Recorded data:
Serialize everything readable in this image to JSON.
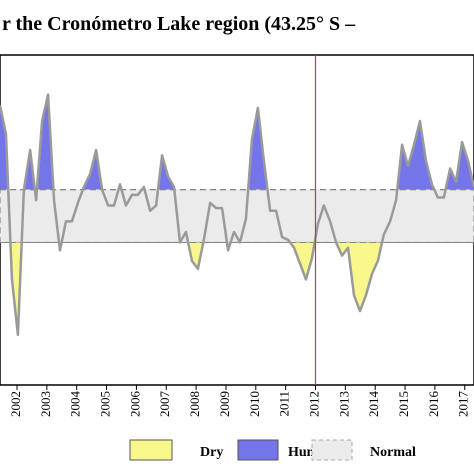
{
  "chart_data": {
    "type": "line",
    "title": "r  the Cronómetro Lake region (43.25° S –",
    "x": [
      2001.43,
      2001.63,
      2001.83,
      2002.03,
      2002.23,
      2002.44,
      2002.64,
      2002.84,
      2003.04,
      2003.24,
      2003.44,
      2003.64,
      2003.84,
      2004.04,
      2004.24,
      2004.45,
      2004.65,
      2004.85,
      2005.05,
      2005.25,
      2005.45,
      2005.65,
      2005.85,
      2006.05,
      2006.25,
      2006.46,
      2006.66,
      2006.86,
      2007.06,
      2007.26,
      2007.46,
      2007.66,
      2007.86,
      2008.06,
      2008.26,
      2008.47,
      2008.67,
      2008.87,
      2009.07,
      2009.27,
      2009.47,
      2009.67,
      2009.87,
      2010.07,
      2010.27,
      2010.48,
      2010.68,
      2010.88,
      2011.08,
      2011.28,
      2011.48,
      2011.68,
      2011.88,
      2012.08,
      2012.28,
      2012.49,
      2012.69,
      2012.89,
      2013.09,
      2013.29,
      2013.49,
      2013.69,
      2013.89,
      2014.09,
      2014.29,
      2014.5,
      2014.7,
      2014.9,
      2015.1,
      2015.3,
      2015.5,
      2015.7,
      2015.9,
      2016.1,
      2016.3,
      2016.51,
      2016.71,
      2016.91,
      2017.11,
      2017.31
    ],
    "series": [
      {
        "color": "#9a9a9a",
        "values": [
          4.2,
          3.1,
          -2.4,
          -4.5,
          1.0,
          2.5,
          0.6,
          3.6,
          4.6,
          0.6,
          -1.3,
          -0.2,
          -0.2,
          0.5,
          1.1,
          1.6,
          2.5,
          1.0,
          0.4,
          0.4,
          1.2,
          0.4,
          0.8,
          0.8,
          1.1,
          0.2,
          0.4,
          2.3,
          1.5,
          1.1,
          -1.0,
          -0.6,
          -1.7,
          -2.0,
          -0.9,
          0.5,
          0.3,
          0.3,
          -1.3,
          -0.6,
          -1.0,
          -0.1,
          2.9,
          4.1,
          2.1,
          0.2,
          0.2,
          -0.8,
          -0.9,
          -1.2,
          -1.8,
          -2.4,
          -1.6,
          -0.3,
          0.4,
          -0.2,
          -1.0,
          -1.5,
          -1.2,
          -3.0,
          -3.6,
          -3.0,
          -2.2,
          -1.7,
          -0.7,
          -0.2,
          0.6,
          2.7,
          1.9,
          2.7,
          3.6,
          2.1,
          1.2,
          0.7,
          0.7,
          1.8,
          1.3,
          2.8,
          2.1,
          1.1
        ]
      }
    ],
    "xlim": [
      2001.43,
      2017.31
    ],
    "xticks": [
      2002,
      2003,
      2004,
      2005,
      2006,
      2007,
      2008,
      2009,
      2010,
      2011,
      2012,
      2013,
      2014,
      2015,
      2016,
      2017
    ],
    "ylim": [
      -6.4,
      6.1
    ],
    "normal_band": [
      -1,
      1
    ],
    "vline": 2012,
    "vline_color": "#e03030",
    "legend": [
      {
        "name": "Dry",
        "color": "#f7f78c"
      },
      {
        "name": "Humid",
        "color": "#7575ea"
      },
      {
        "name": "Normal",
        "color": "#ebebeb"
      }
    ]
  }
}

WRITTEN INSTRUCTION:
Without including any pictures, print each record exactly.

THE ANSWER:
Serialize everything readable in this image to JSON.
{
  "chart_data": {
    "type": "line",
    "title": "r  the Cronómetro Lake region (43.25° S –",
    "x": [
      2001.43,
      2001.63,
      2001.83,
      2002.03,
      2002.23,
      2002.44,
      2002.64,
      2002.84,
      2003.04,
      2003.24,
      2003.44,
      2003.64,
      2003.84,
      2004.04,
      2004.24,
      2004.45,
      2004.65,
      2004.85,
      2005.05,
      2005.25,
      2005.45,
      2005.65,
      2005.85,
      2006.05,
      2006.25,
      2006.46,
      2006.66,
      2006.86,
      2007.06,
      2007.26,
      2007.46,
      2007.66,
      2007.86,
      2008.06,
      2008.26,
      2008.47,
      2008.67,
      2008.87,
      2009.07,
      2009.27,
      2009.47,
      2009.67,
      2009.87,
      2010.07,
      2010.27,
      2010.48,
      2010.68,
      2010.88,
      2011.08,
      2011.28,
      2011.48,
      2011.68,
      2011.88,
      2012.08,
      2012.28,
      2012.49,
      2012.69,
      2012.89,
      2013.09,
      2013.29,
      2013.49,
      2013.69,
      2013.89,
      2014.09,
      2014.29,
      2014.5,
      2014.7,
      2014.9,
      2015.1,
      2015.3,
      2015.5,
      2015.7,
      2015.9,
      2016.1,
      2016.3,
      2016.51,
      2016.71,
      2016.91,
      2017.11,
      2017.31
    ],
    "series": [
      {
        "color": "#9a9a9a",
        "values": [
          4.2,
          3.1,
          -2.4,
          -4.5,
          1.0,
          2.5,
          0.6,
          3.6,
          4.6,
          0.6,
          -1.3,
          -0.2,
          -0.2,
          0.5,
          1.1,
          1.6,
          2.5,
          1.0,
          0.4,
          0.4,
          1.2,
          0.4,
          0.8,
          0.8,
          1.1,
          0.2,
          0.4,
          2.3,
          1.5,
          1.1,
          -1.0,
          -0.6,
          -1.7,
          -2.0,
          -0.9,
          0.5,
          0.3,
          0.3,
          -1.3,
          -0.6,
          -1.0,
          -0.1,
          2.9,
          4.1,
          2.1,
          0.2,
          0.2,
          -0.8,
          -0.9,
          -1.2,
          -1.8,
          -2.4,
          -1.6,
          -0.3,
          0.4,
          -0.2,
          -1.0,
          -1.5,
          -1.2,
          -3.0,
          -3.6,
          -3.0,
          -2.2,
          -1.7,
          -0.7,
          -0.2,
          0.6,
          2.7,
          1.9,
          2.7,
          3.6,
          2.1,
          1.2,
          0.7,
          0.7,
          1.8,
          1.3,
          2.8,
          2.1,
          1.1
        ]
      }
    ],
    "xlim": [
      2001.43,
      2017.31
    ],
    "xticks": [
      2002,
      2003,
      2004,
      2005,
      2006,
      2007,
      2008,
      2009,
      2010,
      2011,
      2012,
      2013,
      2014,
      2015,
      2016,
      2017
    ],
    "ylim": [
      -6.4,
      6.1
    ],
    "normal_band": [
      -1,
      1
    ],
    "vline": 2012,
    "vline_color": "#e03030",
    "legend": [
      {
        "name": "Dry",
        "color": "#f7f78c"
      },
      {
        "name": "Humid",
        "color": "#7575ea"
      },
      {
        "name": "Normal",
        "color": "#ebebeb"
      }
    ]
  }
}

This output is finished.